## Instructions for the task
Once the pictures are set aside, transcribe the remaining data exactly.
## BEGIN Working data
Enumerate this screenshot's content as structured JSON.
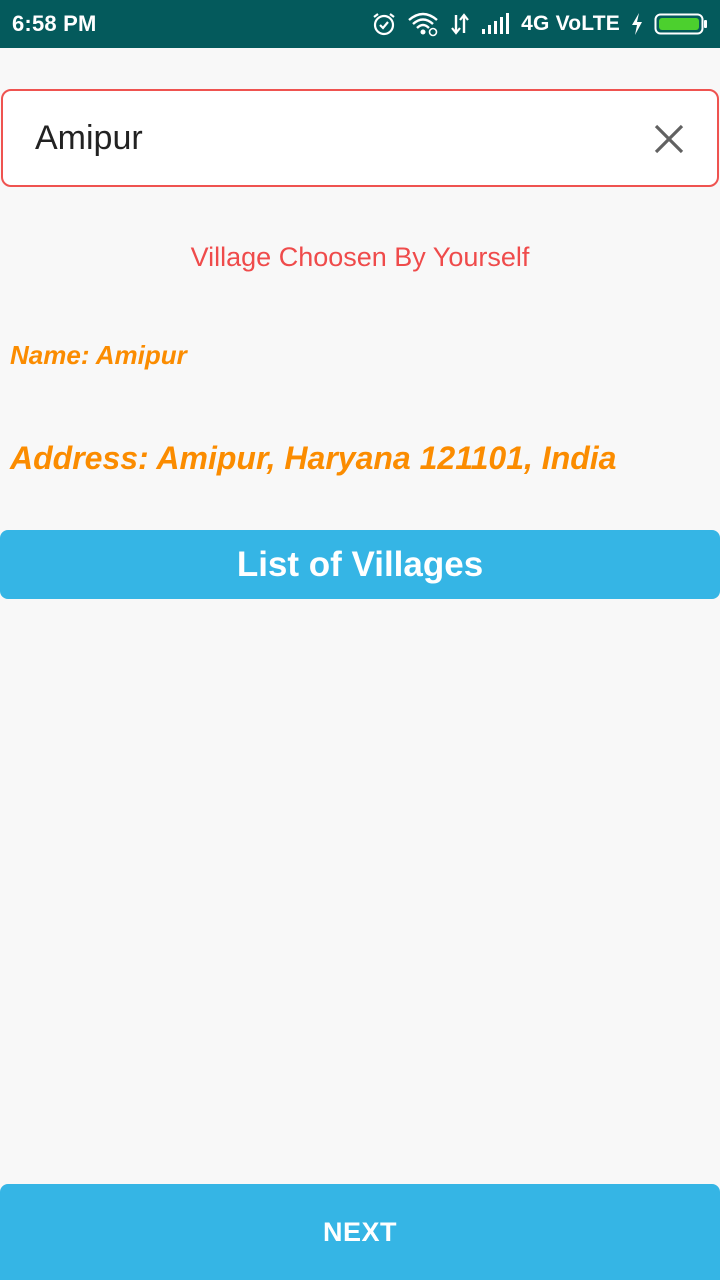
{
  "status_bar": {
    "time": "6:58 PM",
    "network": "4G VoLTE",
    "icons": [
      "alarm-icon",
      "wifi-icon",
      "data-arrows-icon",
      "signal-icon",
      "charging-icon",
      "battery-icon"
    ]
  },
  "search": {
    "value": "Amipur",
    "clear_icon": "close-icon"
  },
  "selection": {
    "caption": "Village Choosen By Yourself",
    "name": "Name: Amipur",
    "address": "Address: Amipur, Haryana 121101, India"
  },
  "buttons": {
    "list_label": "List of Villages",
    "next_label": "NEXT"
  },
  "colors": {
    "status_bar": "#045a5c",
    "accent_red": "#ef4b4b",
    "accent_orange": "#fb8c00",
    "button_blue": "#35b5e5",
    "battery_green": "#4cd02e"
  }
}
## END Working data
## Answer in full
Enumerate this screenshot's content as structured JSON.
{
  "status_bar": {
    "time": "6:58 PM",
    "network": "4G VoLTE",
    "icons": [
      "alarm-icon",
      "wifi-icon",
      "data-arrows-icon",
      "signal-icon",
      "charging-icon",
      "battery-icon"
    ]
  },
  "search": {
    "value": "Amipur",
    "clear_icon": "close-icon"
  },
  "selection": {
    "caption": "Village Choosen By Yourself",
    "name": "Name: Amipur",
    "address": "Address: Amipur, Haryana 121101, India"
  },
  "buttons": {
    "list_label": "List of Villages",
    "next_label": "NEXT"
  },
  "colors": {
    "status_bar": "#045a5c",
    "accent_red": "#ef4b4b",
    "accent_orange": "#fb8c00",
    "button_blue": "#35b5e5",
    "battery_green": "#4cd02e"
  }
}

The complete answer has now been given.